### Problem description
Repeat the whole listing below, word for word.

Records from a data collection:

○ ○ ○ ○

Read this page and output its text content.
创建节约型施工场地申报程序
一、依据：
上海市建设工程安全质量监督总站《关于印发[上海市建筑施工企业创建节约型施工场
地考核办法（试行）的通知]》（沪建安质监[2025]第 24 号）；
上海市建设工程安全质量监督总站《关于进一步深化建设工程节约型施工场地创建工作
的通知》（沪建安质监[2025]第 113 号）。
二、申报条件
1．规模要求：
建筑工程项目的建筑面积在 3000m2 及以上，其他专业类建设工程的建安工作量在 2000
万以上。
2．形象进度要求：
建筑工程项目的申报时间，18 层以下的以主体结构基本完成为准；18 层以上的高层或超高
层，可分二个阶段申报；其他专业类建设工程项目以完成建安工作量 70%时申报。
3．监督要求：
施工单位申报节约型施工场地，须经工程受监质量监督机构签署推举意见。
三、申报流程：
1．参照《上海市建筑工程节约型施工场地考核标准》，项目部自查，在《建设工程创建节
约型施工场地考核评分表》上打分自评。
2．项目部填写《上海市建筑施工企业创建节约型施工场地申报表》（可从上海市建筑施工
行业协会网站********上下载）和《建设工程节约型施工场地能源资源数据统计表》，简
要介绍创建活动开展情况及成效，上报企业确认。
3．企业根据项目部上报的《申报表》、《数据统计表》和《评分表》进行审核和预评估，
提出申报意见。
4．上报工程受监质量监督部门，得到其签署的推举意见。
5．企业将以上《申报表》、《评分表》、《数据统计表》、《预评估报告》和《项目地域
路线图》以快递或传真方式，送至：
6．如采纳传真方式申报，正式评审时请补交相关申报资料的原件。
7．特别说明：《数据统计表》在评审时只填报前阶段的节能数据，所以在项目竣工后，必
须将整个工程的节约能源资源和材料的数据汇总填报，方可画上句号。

○ ○ ○ ○

### The answer
Read this page and output its text content.
创建节约型施工场地申报程序
一、依据：
上海市建设工程安全质量监督总站《关于印发[上海市建筑施工企业创建节约型施工场
地考核办法（试行）的通知]》（沪建安质监[2025]第 24 号）；
上海市建设工程安全质量监督总站《关于进一步深化建设工程节约型施工场地创建工作
的通知》（沪建安质监[2025]第 113 号）。
二、申报条件
1．规模要求：
建筑工程项目的建筑面积在 3000m2 及以上，其他专业类建设工程的建安工作量在 2000
万以上。
2．形象进度要求：
建筑工程项目的申报时间，18 层以下的以主体结构基本完成为准；18 层以上的高层或超高
层，可分二个阶段申报；其他专业类建设工程项目以完成建安工作量 70%时申报。
3．监督要求：
施工单位申报节约型施工场地，须经工程受监质量监督机构签署推举意见。
三、申报流程：
1．参照《上海市建筑工程节约型施工场地考核标准》，项目部自查，在《建设工程创建节
约型施工场地考核评分表》上打分自评。
2．项目部填写《上海市建筑施工企业创建节约型施工场地申报表》（可从上海市建筑施工
行业协会网站********上下载）和《建设工程节约型施工场地能源资源数据统计表》，简
要介绍创建活动开展情况及成效，上报企业确认。
3．企业根据项目部上报的《申报表》、《数据统计表》和《评分表》进行审核和预评估，
提出申报意见。
4．上报工程受监质量监督部门，得到其签署的推举意见。
5．企业将以上《申报表》、《评分表》、《数据统计表》、《预评估报告》和《项目地域
路线图》以快递或传真方式，送至：
6．如采纳传真方式申报，正式评审时请补交相关申报资料的原件。
7．特别说明：《数据统计表》在评审时只填报前阶段的节能数据，所以在项目竣工后，必
须将整个工程的节约能源资源和材料的数据汇总填报，方可画上句号。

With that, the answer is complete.